### Stated task
Quote word for word from the line holding "Read out every word on this page." to the last line below, including both, and omit any pictures.

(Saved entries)
------------------------------------

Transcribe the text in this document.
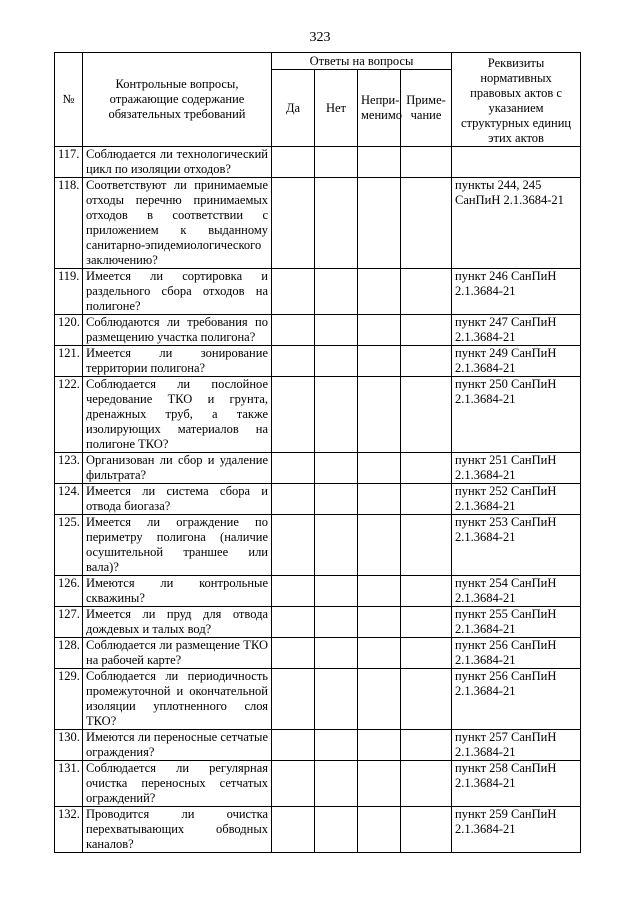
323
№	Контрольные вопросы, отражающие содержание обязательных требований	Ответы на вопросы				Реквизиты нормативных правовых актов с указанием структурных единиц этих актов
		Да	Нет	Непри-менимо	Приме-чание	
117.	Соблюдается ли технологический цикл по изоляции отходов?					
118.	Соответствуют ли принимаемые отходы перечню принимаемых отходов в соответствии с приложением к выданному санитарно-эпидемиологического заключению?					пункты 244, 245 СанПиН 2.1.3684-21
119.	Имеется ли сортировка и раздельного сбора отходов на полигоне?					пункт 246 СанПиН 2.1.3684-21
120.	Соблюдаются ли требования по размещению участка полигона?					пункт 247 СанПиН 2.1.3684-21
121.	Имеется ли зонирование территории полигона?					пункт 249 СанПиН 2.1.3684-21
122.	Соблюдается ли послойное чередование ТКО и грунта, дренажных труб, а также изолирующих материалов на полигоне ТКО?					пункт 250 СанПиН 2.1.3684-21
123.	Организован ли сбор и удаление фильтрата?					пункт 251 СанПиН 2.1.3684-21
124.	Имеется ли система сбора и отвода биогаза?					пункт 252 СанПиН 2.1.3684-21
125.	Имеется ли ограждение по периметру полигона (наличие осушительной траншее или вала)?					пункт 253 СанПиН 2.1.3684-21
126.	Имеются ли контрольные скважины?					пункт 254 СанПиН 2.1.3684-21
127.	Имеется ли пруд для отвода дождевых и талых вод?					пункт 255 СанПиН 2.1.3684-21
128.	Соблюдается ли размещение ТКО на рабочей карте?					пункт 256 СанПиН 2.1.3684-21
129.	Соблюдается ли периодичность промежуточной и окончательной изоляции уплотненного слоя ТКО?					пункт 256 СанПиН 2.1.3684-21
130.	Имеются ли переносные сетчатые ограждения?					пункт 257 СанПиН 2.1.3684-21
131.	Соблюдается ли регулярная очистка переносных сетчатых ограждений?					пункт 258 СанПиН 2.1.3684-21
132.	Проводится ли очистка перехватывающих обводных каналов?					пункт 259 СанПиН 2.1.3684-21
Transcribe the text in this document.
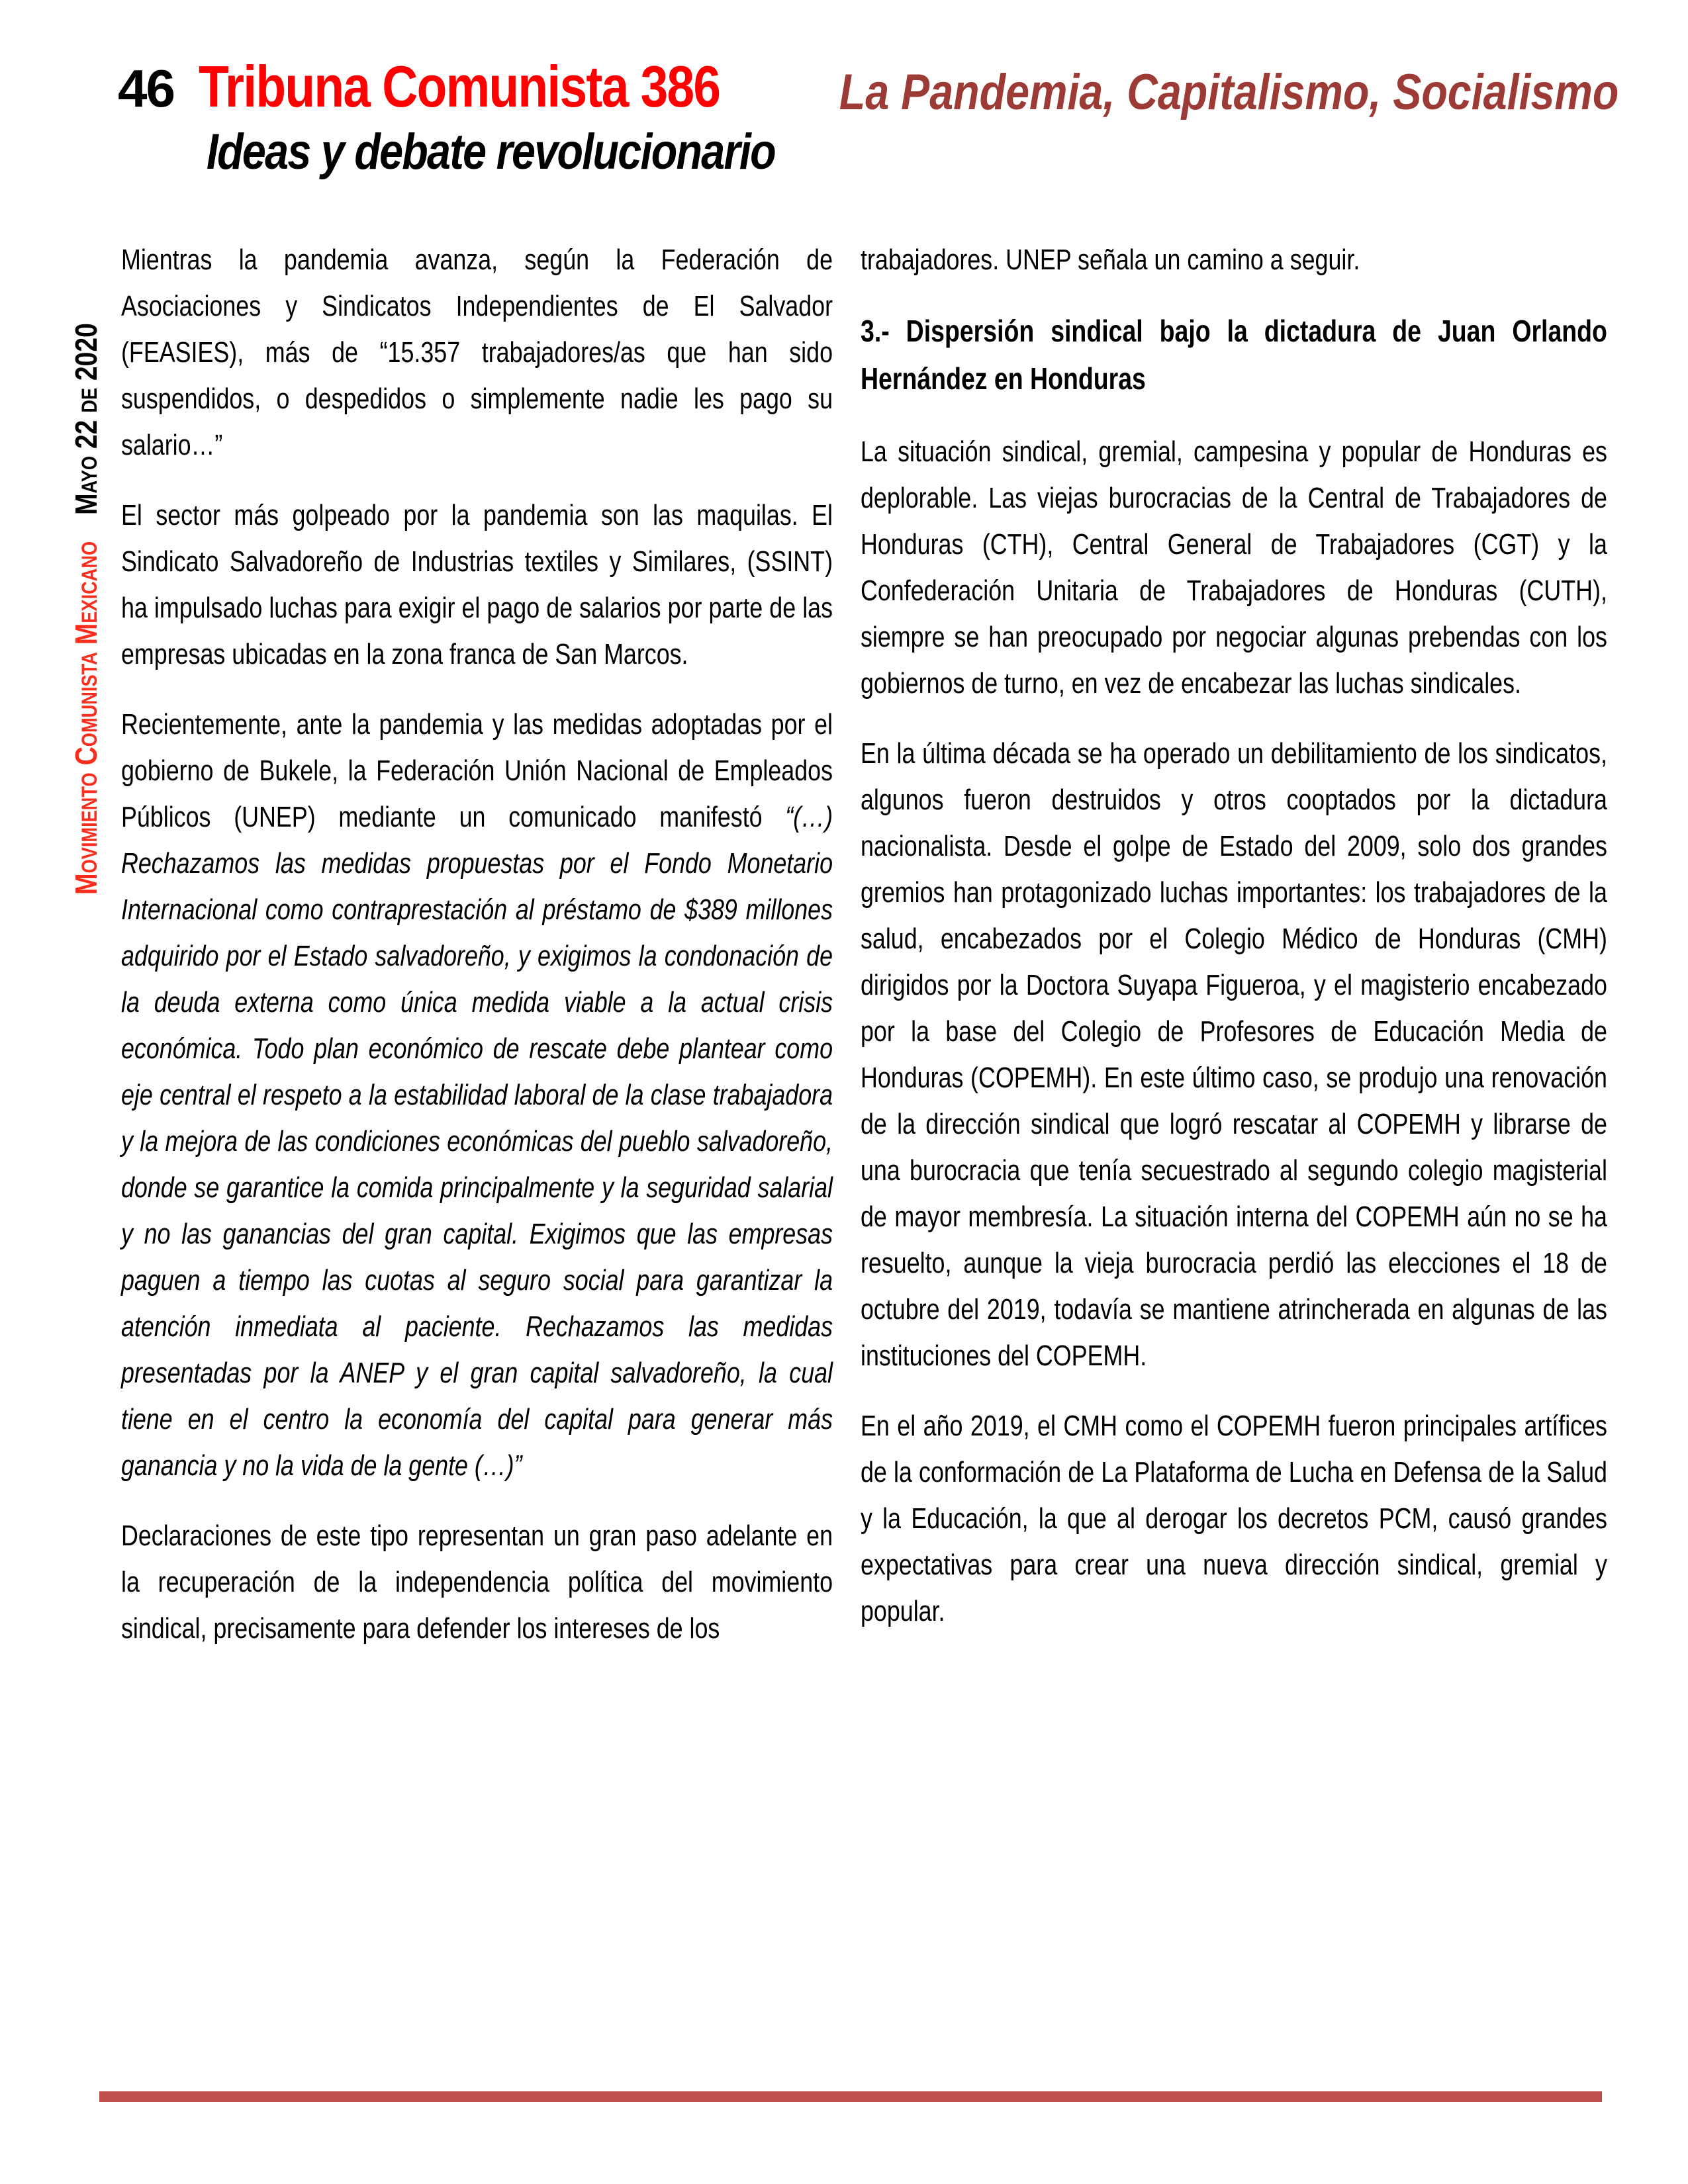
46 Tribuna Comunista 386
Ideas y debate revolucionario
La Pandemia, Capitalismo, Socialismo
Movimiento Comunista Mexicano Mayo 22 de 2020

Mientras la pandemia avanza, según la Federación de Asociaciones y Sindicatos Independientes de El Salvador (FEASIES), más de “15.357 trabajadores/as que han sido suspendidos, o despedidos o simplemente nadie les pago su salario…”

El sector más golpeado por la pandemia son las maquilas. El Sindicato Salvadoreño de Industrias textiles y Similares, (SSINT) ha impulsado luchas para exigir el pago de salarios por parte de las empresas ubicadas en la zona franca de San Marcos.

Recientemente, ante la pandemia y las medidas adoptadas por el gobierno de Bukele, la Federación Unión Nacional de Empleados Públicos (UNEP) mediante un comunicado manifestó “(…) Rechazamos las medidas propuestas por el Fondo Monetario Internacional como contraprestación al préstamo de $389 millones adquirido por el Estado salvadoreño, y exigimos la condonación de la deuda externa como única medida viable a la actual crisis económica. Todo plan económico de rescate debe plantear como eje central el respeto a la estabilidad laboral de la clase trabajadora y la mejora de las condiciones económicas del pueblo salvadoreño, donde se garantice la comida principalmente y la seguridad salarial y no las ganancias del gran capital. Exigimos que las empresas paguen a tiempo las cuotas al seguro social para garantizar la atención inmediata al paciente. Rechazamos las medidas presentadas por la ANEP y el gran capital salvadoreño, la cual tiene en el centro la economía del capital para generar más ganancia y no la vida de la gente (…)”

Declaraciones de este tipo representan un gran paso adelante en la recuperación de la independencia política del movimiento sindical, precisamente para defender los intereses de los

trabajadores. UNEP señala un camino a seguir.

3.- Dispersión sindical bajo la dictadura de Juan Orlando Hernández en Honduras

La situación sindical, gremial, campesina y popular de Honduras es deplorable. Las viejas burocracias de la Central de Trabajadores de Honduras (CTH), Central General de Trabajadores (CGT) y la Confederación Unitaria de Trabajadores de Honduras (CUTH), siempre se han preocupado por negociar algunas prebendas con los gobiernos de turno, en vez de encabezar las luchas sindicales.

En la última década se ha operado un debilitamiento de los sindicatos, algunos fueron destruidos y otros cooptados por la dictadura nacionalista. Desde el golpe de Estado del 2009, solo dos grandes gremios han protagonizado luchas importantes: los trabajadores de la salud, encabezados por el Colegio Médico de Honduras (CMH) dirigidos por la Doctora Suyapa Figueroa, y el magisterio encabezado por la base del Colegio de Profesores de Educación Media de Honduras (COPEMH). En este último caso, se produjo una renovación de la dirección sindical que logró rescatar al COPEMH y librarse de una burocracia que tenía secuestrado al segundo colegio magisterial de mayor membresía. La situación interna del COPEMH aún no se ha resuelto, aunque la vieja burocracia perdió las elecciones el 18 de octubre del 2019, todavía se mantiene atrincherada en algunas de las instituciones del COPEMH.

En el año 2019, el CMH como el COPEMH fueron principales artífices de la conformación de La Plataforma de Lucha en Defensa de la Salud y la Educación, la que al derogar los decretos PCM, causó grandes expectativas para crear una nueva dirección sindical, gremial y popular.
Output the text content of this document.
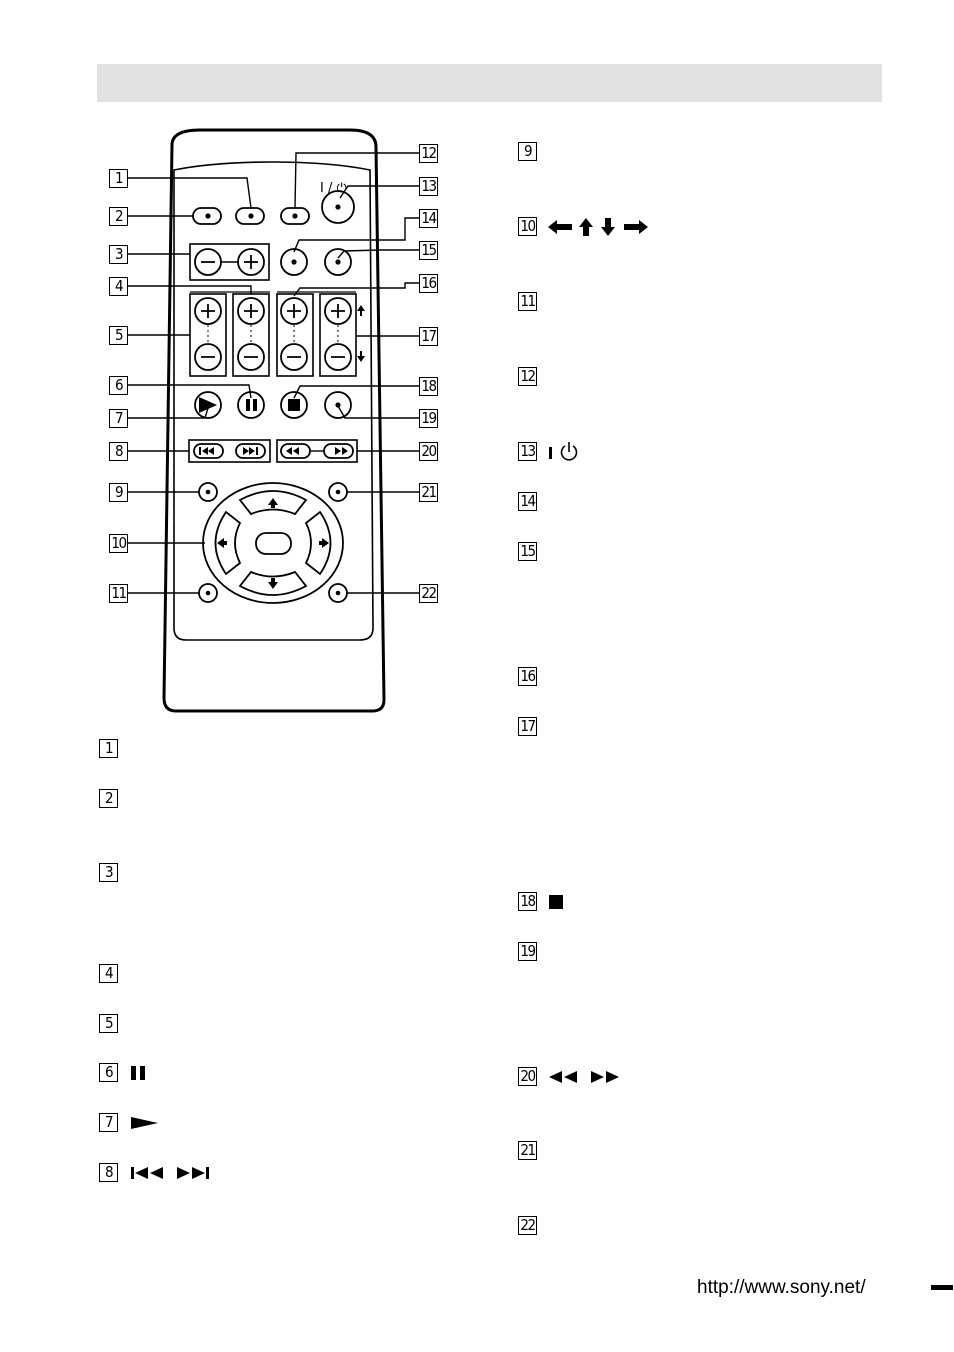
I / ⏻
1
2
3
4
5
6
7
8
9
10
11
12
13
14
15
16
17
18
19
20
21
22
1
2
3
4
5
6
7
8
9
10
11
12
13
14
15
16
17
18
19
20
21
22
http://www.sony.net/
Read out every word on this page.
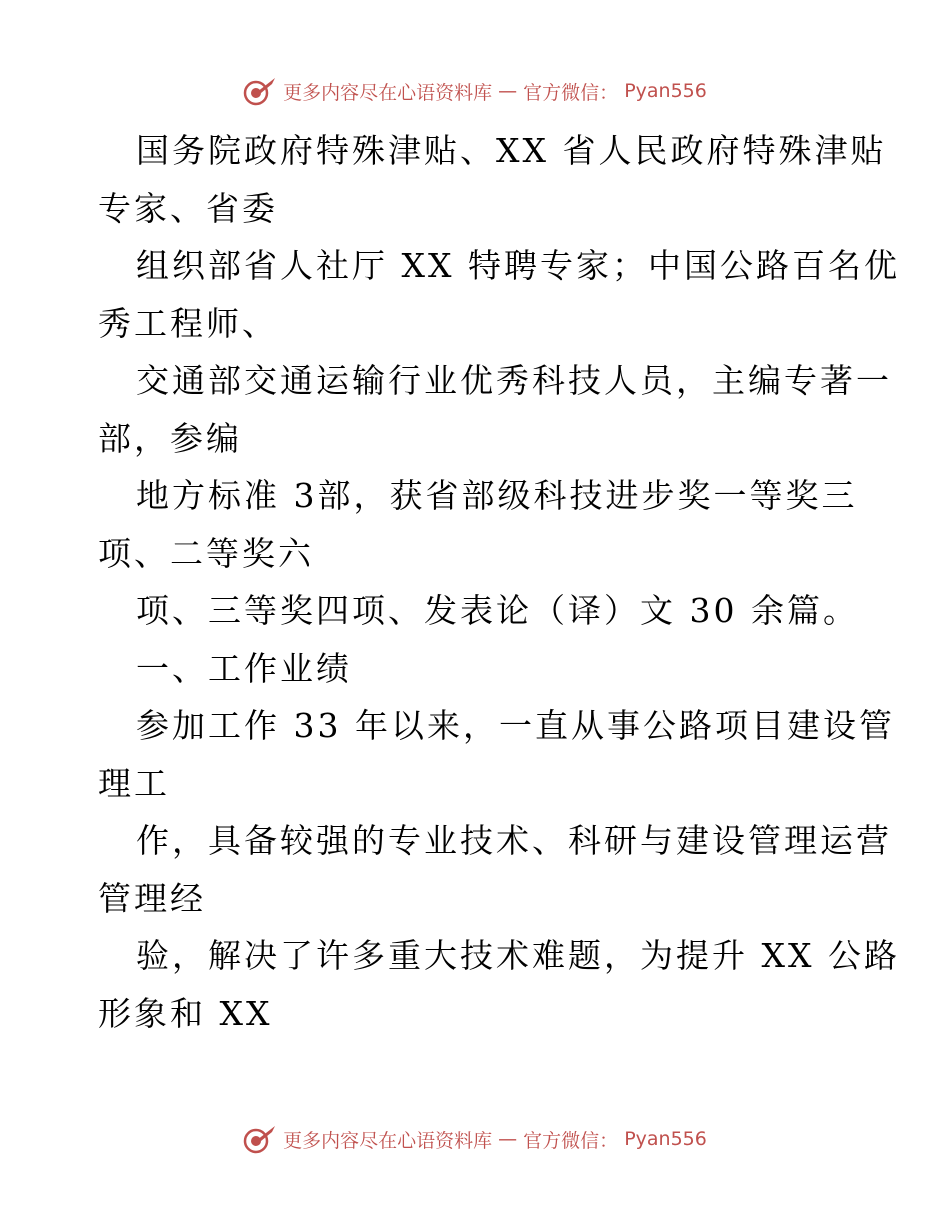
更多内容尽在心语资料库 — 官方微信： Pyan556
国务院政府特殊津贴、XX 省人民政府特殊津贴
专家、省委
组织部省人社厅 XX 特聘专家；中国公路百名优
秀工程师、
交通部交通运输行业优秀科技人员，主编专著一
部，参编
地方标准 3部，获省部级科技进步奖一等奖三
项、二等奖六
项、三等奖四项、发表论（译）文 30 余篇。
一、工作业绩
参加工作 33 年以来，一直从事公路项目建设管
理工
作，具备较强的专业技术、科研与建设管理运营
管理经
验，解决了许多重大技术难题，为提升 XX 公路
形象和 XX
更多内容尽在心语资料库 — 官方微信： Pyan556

------------------------------------

### Exercise solution
Read out every word on this page.
更多内容尽在心语资料库 — 官方微信： Pyan556
国务院政府特殊津贴、XX 省人民政府特殊津贴
专家、省委
组织部省人社厅 XX 特聘专家；中国公路百名优
秀工程师、
交通部交通运输行业优秀科技人员，主编专著一
部，参编
地方标准 3部，获省部级科技进步奖一等奖三
项、二等奖六
项、三等奖四项、发表论（译）文 30 余篇。
一、工作业绩
参加工作 33 年以来，一直从事公路项目建设管
理工
作，具备较强的专业技术、科研与建设管理运营
管理经
验，解决了许多重大技术难题，为提升 XX 公路
形象和 XX
更多内容尽在心语资料库 — 官方微信： Pyan556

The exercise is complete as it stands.